>> begin PROVIDED INFORMATION
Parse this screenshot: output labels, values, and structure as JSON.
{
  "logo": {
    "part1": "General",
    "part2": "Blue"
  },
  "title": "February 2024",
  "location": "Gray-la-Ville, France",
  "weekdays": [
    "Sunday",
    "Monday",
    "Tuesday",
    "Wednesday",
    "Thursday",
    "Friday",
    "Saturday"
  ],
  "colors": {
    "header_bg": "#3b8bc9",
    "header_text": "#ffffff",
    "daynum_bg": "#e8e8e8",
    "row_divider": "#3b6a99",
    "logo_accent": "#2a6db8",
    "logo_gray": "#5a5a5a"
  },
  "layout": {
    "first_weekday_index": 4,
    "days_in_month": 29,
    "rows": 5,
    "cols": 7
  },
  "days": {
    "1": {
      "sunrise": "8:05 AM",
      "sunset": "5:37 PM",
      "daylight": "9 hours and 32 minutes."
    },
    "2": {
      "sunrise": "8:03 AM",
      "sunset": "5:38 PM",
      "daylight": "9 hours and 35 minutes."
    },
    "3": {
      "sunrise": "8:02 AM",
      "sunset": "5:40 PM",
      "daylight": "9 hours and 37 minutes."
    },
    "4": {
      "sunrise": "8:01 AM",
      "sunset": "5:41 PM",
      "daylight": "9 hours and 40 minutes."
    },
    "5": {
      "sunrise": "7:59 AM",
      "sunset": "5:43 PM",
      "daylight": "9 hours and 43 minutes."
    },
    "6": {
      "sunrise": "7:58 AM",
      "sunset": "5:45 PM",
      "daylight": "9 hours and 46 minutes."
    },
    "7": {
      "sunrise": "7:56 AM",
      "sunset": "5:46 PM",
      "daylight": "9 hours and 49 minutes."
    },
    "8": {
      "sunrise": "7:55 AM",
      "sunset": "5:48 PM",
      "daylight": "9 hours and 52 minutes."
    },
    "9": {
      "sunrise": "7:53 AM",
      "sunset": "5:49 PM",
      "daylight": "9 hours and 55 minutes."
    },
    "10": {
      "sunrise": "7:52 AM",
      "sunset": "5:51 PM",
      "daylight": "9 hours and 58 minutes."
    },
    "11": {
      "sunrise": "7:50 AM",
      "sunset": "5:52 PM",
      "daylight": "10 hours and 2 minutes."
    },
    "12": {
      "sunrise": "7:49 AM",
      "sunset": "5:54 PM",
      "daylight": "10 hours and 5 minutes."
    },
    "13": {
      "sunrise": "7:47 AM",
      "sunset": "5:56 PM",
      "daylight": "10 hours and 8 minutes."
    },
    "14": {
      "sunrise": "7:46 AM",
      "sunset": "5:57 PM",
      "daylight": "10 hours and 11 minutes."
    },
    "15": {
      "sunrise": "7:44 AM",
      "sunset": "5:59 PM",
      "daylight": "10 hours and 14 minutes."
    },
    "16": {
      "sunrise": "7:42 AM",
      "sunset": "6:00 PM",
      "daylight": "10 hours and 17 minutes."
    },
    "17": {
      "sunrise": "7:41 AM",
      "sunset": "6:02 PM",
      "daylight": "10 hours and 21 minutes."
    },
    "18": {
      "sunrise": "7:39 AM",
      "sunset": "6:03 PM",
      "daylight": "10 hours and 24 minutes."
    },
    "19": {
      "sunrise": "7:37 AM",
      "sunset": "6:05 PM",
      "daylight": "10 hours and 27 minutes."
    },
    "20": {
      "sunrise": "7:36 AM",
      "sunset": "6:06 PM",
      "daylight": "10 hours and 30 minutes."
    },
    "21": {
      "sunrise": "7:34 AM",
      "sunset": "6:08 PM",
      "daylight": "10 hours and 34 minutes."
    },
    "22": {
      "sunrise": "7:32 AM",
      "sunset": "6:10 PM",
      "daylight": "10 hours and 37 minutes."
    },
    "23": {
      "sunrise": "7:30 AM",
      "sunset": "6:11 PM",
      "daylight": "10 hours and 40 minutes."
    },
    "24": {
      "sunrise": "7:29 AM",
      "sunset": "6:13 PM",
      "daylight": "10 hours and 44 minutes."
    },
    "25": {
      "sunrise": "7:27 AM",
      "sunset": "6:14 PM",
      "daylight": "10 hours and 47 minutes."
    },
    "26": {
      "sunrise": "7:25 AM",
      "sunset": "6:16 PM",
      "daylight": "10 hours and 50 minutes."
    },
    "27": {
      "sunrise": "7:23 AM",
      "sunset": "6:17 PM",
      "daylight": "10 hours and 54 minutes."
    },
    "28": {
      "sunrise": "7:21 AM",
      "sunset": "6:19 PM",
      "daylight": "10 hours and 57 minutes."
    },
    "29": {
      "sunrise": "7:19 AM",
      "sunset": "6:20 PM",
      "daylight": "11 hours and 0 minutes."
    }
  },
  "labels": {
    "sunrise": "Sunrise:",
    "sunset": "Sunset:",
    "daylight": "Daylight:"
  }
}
>> end PROVIDED INFORMATION
TASK STATEMENT:
Reproduce the full listing word for word.

COMPLETE ANSWER:
Parse this screenshot: output labels, values, and structure as JSON.
{
  "logo": {
    "part1": "General",
    "part2": "Blue"
  },
  "title": "February 2024",
  "location": "Gray-la-Ville, France",
  "weekdays": [
    "Sunday",
    "Monday",
    "Tuesday",
    "Wednesday",
    "Thursday",
    "Friday",
    "Saturday"
  ],
  "colors": {
    "header_bg": "#3b8bc9",
    "header_text": "#ffffff",
    "daynum_bg": "#e8e8e8",
    "row_divider": "#3b6a99",
    "logo_accent": "#2a6db8",
    "logo_gray": "#5a5a5a"
  },
  "layout": {
    "first_weekday_index": 4,
    "days_in_month": 29,
    "rows": 5,
    "cols": 7
  },
  "days": {
    "1": {
      "sunrise": "8:05 AM",
      "sunset": "5:37 PM",
      "daylight": "9 hours and 32 minutes."
    },
    "2": {
      "sunrise": "8:03 AM",
      "sunset": "5:38 PM",
      "daylight": "9 hours and 35 minutes."
    },
    "3": {
      "sunrise": "8:02 AM",
      "sunset": "5:40 PM",
      "daylight": "9 hours and 37 minutes."
    },
    "4": {
      "sunrise": "8:01 AM",
      "sunset": "5:41 PM",
      "daylight": "9 hours and 40 minutes."
    },
    "5": {
      "sunrise": "7:59 AM",
      "sunset": "5:43 PM",
      "daylight": "9 hours and 43 minutes."
    },
    "6": {
      "sunrise": "7:58 AM",
      "sunset": "5:45 PM",
      "daylight": "9 hours and 46 minutes."
    },
    "7": {
      "sunrise": "7:56 AM",
      "sunset": "5:46 PM",
      "daylight": "9 hours and 49 minutes."
    },
    "8": {
      "sunrise": "7:55 AM",
      "sunset": "5:48 PM",
      "daylight": "9 hours and 52 minutes."
    },
    "9": {
      "sunrise": "7:53 AM",
      "sunset": "5:49 PM",
      "daylight": "9 hours and 55 minutes."
    },
    "10": {
      "sunrise": "7:52 AM",
      "sunset": "5:51 PM",
      "daylight": "9 hours and 58 minutes."
    },
    "11": {
      "sunrise": "7:50 AM",
      "sunset": "5:52 PM",
      "daylight": "10 hours and 2 minutes."
    },
    "12": {
      "sunrise": "7:49 AM",
      "sunset": "5:54 PM",
      "daylight": "10 hours and 5 minutes."
    },
    "13": {
      "sunrise": "7:47 AM",
      "sunset": "5:56 PM",
      "daylight": "10 hours and 8 minutes."
    },
    "14": {
      "sunrise": "7:46 AM",
      "sunset": "5:57 PM",
      "daylight": "10 hours and 11 minutes."
    },
    "15": {
      "sunrise": "7:44 AM",
      "sunset": "5:59 PM",
      "daylight": "10 hours and 14 minutes."
    },
    "16": {
      "sunrise": "7:42 AM",
      "sunset": "6:00 PM",
      "daylight": "10 hours and 17 minutes."
    },
    "17": {
      "sunrise": "7:41 AM",
      "sunset": "6:02 PM",
      "daylight": "10 hours and 21 minutes."
    },
    "18": {
      "sunrise": "7:39 AM",
      "sunset": "6:03 PM",
      "daylight": "10 hours and 24 minutes."
    },
    "19": {
      "sunrise": "7:37 AM",
      "sunset": "6:05 PM",
      "daylight": "10 hours and 27 minutes."
    },
    "20": {
      "sunrise": "7:36 AM",
      "sunset": "6:06 PM",
      "daylight": "10 hours and 30 minutes."
    },
    "21": {
      "sunrise": "7:34 AM",
      "sunset": "6:08 PM",
      "daylight": "10 hours and 34 minutes."
    },
    "22": {
      "sunrise": "7:32 AM",
      "sunset": "6:10 PM",
      "daylight": "10 hours and 37 minutes."
    },
    "23": {
      "sunrise": "7:30 AM",
      "sunset": "6:11 PM",
      "daylight": "10 hours and 40 minutes."
    },
    "24": {
      "sunrise": "7:29 AM",
      "sunset": "6:13 PM",
      "daylight": "10 hours and 44 minutes."
    },
    "25": {
      "sunrise": "7:27 AM",
      "sunset": "6:14 PM",
      "daylight": "10 hours and 47 minutes."
    },
    "26": {
      "sunrise": "7:25 AM",
      "sunset": "6:16 PM",
      "daylight": "10 hours and 50 minutes."
    },
    "27": {
      "sunrise": "7:23 AM",
      "sunset": "6:17 PM",
      "daylight": "10 hours and 54 minutes."
    },
    "28": {
      "sunrise": "7:21 AM",
      "sunset": "6:19 PM",
      "daylight": "10 hours and 57 minutes."
    },
    "29": {
      "sunrise": "7:19 AM",
      "sunset": "6:20 PM",
      "daylight": "11 hours and 0 minutes."
    }
  },
  "labels": {
    "sunrise": "Sunrise:",
    "sunset": "Sunset:",
    "daylight": "Daylight:"
  }
}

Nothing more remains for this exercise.